**Instructions to follow:** Look through the data below. Pick out the lines holding the string "JSON".

**Stored dataset items:**
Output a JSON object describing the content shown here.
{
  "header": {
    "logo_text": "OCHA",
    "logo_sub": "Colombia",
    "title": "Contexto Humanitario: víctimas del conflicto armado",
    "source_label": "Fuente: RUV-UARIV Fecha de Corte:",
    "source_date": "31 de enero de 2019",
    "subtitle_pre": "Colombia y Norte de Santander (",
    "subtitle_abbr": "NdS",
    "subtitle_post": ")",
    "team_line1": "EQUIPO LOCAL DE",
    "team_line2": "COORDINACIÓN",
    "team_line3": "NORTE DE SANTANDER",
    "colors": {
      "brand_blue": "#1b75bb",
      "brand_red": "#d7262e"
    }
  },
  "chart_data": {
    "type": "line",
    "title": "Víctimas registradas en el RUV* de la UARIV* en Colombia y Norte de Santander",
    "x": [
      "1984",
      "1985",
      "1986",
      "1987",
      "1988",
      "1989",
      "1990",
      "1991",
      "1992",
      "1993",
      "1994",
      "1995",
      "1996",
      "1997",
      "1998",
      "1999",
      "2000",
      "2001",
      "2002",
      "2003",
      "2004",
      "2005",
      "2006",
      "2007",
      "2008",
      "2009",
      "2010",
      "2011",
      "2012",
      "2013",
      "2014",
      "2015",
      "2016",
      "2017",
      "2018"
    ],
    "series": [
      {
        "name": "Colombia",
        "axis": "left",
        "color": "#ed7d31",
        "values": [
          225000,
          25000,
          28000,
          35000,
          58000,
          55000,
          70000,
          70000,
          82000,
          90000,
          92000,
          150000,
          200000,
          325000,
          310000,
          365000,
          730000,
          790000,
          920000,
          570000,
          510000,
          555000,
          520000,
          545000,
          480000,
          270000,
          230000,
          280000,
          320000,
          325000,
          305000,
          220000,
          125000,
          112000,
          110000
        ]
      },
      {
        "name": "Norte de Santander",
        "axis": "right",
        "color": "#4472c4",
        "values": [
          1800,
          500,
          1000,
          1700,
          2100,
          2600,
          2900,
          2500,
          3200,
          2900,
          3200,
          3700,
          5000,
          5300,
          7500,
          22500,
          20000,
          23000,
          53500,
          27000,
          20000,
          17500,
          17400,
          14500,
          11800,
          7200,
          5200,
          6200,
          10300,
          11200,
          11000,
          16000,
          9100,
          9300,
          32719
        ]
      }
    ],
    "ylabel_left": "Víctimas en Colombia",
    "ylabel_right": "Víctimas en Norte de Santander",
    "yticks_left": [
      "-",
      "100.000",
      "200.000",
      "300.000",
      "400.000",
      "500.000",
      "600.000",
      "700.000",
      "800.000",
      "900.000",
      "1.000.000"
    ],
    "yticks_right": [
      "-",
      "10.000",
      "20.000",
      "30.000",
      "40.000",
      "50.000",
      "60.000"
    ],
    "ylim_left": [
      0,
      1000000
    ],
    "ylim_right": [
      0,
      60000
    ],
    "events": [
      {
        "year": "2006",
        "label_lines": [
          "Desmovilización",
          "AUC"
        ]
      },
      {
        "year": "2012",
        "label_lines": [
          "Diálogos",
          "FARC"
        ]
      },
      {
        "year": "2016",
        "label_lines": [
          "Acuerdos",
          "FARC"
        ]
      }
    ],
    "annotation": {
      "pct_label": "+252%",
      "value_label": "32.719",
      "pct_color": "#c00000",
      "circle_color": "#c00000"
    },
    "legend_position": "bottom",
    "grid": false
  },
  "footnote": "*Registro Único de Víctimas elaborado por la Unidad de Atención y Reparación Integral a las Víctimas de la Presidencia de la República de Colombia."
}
...
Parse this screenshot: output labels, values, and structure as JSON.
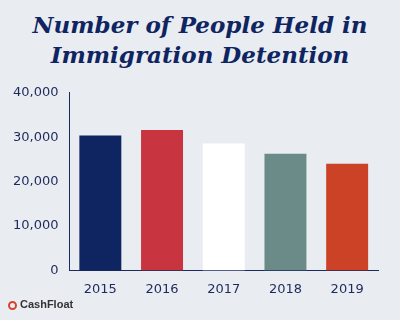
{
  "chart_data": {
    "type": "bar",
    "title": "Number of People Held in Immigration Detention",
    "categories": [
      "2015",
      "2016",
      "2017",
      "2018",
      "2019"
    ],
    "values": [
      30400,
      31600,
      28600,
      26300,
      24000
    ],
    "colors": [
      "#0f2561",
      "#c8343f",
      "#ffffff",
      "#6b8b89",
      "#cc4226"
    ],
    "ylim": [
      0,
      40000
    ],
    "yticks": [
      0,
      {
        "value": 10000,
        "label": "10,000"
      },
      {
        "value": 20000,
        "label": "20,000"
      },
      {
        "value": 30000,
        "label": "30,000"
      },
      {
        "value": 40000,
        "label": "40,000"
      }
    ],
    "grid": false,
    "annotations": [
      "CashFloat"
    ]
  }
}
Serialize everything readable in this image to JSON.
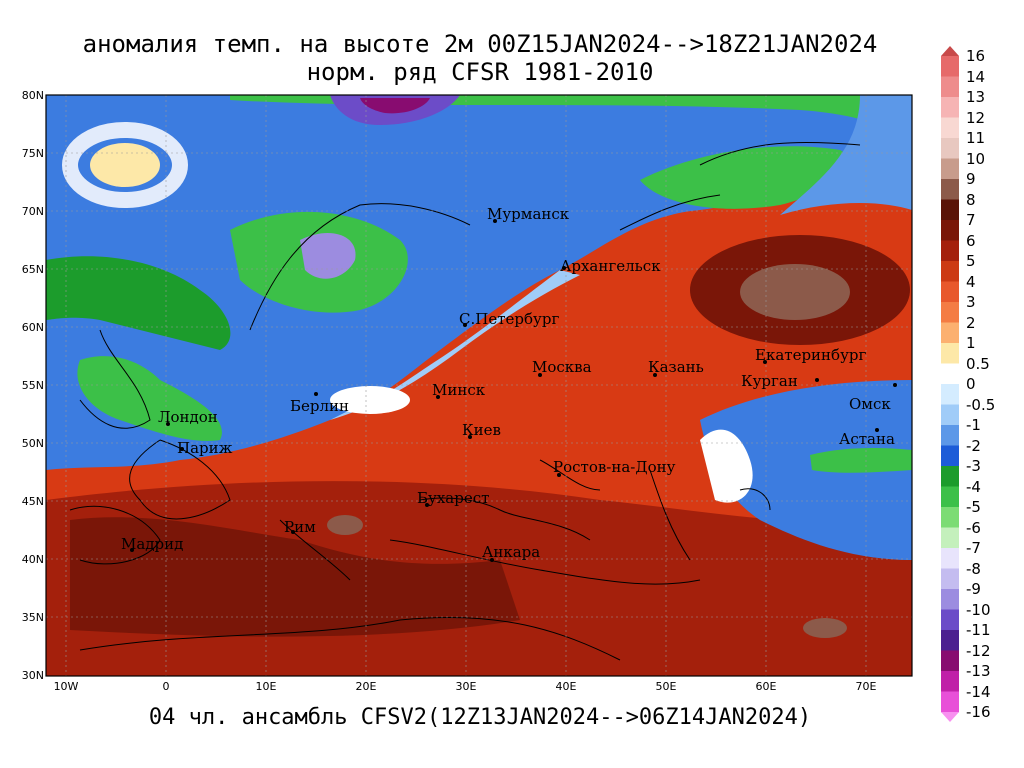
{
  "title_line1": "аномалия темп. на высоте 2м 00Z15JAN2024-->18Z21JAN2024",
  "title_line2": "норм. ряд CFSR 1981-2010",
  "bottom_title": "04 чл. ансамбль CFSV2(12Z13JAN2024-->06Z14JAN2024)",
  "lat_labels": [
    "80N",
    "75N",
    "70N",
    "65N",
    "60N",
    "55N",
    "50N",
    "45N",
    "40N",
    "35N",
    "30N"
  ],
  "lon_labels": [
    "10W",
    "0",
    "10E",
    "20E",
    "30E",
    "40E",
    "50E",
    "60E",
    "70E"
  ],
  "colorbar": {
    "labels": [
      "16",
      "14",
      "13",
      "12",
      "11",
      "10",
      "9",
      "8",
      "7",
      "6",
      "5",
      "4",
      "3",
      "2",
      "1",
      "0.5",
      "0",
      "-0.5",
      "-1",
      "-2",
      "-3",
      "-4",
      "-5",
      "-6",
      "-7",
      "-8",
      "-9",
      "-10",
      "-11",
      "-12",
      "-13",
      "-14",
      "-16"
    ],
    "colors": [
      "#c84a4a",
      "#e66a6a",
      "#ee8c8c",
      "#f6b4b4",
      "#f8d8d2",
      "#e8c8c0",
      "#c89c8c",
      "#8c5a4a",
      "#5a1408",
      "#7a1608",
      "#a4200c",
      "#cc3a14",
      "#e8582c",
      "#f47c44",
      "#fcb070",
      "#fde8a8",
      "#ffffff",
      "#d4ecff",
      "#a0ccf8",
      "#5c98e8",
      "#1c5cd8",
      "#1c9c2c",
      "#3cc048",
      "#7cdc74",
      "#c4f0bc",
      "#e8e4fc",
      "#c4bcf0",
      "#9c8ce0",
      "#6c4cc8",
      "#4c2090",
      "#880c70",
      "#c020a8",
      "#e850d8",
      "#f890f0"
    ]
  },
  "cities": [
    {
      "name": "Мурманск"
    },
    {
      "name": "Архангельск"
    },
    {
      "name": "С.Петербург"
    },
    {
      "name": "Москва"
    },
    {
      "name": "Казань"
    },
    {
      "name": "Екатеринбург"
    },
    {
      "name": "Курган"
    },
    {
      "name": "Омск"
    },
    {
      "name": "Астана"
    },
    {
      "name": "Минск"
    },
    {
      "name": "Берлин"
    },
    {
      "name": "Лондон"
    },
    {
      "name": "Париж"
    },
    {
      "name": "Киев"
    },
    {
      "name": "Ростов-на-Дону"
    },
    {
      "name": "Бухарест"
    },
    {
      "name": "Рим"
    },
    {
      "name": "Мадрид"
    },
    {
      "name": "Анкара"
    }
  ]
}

**Exercise response:**
Output a JSON object describing the content shown here.
Parse this screenshot: output labels, values, and structure as JSON.
Serialize everything readable in this image to JSON.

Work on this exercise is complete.